------ DATA SHOWN
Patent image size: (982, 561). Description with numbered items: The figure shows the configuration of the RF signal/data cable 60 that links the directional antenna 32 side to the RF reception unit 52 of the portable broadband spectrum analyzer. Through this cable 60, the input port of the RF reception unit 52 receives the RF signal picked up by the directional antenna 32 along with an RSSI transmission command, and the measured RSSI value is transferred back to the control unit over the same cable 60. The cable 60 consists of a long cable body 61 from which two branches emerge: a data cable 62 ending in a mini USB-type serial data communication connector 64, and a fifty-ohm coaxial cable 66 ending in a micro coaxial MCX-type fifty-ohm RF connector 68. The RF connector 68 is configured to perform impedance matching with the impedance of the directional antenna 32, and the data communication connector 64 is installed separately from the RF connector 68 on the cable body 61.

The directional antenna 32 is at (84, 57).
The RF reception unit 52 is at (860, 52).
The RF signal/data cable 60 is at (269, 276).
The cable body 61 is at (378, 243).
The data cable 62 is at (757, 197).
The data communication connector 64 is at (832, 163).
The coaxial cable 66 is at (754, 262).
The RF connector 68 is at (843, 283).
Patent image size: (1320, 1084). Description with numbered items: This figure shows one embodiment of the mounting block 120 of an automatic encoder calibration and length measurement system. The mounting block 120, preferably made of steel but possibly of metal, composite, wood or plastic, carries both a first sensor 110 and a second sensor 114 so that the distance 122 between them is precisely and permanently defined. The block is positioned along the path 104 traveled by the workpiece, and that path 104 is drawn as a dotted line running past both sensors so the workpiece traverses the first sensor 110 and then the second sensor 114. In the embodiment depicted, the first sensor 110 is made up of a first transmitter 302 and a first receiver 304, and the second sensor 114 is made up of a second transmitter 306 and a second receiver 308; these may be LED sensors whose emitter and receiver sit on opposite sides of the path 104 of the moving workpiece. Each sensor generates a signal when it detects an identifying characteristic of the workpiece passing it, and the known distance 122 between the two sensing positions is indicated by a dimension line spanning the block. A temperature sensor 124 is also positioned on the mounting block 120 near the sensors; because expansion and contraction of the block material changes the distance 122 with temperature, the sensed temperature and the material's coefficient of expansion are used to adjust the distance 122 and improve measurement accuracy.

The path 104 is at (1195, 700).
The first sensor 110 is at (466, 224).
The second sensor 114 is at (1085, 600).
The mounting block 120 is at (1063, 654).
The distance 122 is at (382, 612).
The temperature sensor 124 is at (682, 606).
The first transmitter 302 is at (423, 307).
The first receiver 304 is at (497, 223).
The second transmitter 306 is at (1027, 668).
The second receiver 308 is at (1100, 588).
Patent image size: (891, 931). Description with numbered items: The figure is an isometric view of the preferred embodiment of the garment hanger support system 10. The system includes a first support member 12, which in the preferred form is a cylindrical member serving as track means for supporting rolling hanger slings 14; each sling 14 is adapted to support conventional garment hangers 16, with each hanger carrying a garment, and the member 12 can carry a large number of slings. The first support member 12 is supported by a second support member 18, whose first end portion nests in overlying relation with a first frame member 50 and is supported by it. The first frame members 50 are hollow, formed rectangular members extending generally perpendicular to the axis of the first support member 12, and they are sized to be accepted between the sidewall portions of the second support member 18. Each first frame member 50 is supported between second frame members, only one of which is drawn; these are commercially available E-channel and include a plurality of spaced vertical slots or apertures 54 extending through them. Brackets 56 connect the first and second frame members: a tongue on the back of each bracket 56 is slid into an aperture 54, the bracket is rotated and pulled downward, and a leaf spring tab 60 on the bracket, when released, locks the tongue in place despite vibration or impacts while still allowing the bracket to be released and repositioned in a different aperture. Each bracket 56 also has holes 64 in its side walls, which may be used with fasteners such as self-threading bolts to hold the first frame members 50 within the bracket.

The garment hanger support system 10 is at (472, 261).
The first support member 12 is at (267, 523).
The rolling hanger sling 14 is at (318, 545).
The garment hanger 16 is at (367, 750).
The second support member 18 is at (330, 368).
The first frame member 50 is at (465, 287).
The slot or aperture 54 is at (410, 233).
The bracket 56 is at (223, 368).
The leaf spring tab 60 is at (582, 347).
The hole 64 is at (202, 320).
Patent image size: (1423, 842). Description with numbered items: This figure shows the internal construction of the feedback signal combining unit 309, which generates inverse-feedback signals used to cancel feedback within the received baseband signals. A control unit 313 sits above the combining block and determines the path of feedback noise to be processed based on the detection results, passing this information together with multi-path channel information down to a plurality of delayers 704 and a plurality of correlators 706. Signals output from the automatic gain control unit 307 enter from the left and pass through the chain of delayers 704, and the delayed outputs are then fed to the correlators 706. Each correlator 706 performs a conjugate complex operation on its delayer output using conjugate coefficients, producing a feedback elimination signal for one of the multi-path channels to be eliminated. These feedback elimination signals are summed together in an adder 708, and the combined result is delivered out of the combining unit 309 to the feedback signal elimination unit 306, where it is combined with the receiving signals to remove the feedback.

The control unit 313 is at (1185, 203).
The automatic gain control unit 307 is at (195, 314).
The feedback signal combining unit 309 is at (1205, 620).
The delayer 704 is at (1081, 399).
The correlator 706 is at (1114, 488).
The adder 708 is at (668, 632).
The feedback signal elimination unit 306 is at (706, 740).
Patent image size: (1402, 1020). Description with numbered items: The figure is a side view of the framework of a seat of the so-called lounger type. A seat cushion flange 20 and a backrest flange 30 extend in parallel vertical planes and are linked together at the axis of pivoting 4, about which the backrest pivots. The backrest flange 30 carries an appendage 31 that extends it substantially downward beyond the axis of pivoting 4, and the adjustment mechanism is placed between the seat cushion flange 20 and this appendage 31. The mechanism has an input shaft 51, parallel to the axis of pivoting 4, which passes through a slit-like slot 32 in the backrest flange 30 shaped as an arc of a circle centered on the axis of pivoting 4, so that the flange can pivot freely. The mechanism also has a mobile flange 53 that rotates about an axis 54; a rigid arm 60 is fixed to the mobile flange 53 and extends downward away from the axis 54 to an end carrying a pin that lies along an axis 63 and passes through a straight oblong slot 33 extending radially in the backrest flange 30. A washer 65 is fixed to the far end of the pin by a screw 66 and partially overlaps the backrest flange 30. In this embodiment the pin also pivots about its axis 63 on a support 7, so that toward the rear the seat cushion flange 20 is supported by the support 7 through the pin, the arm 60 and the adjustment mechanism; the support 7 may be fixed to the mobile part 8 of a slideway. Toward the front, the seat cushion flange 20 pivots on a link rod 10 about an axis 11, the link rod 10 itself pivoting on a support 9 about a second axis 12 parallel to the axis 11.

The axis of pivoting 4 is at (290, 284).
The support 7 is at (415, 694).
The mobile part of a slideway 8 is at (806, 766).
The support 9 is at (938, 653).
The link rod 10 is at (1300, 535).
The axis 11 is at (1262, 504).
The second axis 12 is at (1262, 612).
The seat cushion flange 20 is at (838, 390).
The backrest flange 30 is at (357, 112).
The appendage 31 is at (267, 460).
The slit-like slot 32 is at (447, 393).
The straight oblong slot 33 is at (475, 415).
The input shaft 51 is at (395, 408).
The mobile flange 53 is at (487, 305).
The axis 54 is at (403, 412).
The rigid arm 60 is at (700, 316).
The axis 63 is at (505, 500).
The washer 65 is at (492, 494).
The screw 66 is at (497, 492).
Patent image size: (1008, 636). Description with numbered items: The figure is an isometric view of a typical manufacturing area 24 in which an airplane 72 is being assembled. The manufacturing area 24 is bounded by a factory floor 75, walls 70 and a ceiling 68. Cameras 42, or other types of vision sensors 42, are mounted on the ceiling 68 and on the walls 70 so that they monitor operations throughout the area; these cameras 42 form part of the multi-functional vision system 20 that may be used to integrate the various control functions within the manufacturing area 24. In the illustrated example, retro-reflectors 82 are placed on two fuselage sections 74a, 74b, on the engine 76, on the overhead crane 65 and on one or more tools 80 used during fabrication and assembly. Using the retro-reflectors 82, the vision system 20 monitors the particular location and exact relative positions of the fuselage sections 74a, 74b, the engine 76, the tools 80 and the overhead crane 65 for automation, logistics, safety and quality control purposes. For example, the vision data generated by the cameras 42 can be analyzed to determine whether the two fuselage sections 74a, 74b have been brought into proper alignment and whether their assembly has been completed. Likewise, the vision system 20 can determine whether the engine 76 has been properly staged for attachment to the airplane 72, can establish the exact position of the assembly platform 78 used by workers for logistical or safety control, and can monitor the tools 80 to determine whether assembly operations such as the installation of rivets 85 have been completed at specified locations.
------------
→ **STATED EXERCISE**
Give the items from the start through the line containing "The directional antenna 32 is at (84, 57).", inclusive, as a numbered list. Leave out blank lines.

→ **SOLUTION**
1. Patent image size: (982, 561). Description with numbered items: The figure shows the configuration of the RF signal/data cable 60 that links the directional antenna 32 side to the RF reception unit 52 of the portable broadband spectrum analyzer. Through this cable 60, the input port of the RF reception unit 52 receives the RF signal picked up by the directional antenna 32 along with an RSSI transmission command, and the measured RSSI value is transferred back to the control unit over the same cable 60. The cable 60 consists of a long cable body 61 from which two branches emerge: a data cable 62 ending in a mini USB-type serial data communication connector 64, and a fifty-ohm coaxial cable 66 ending in a micro coaxial MCX-type fifty-ohm RF connector 68. The RF connector 68 is configured to perform impedance matching with the impedance of the directional antenna 32, and the data communication connector 64 is installed separately from the RF connector 68 on the cable body 61.
2. The directional antenna 32 is at (84, 57).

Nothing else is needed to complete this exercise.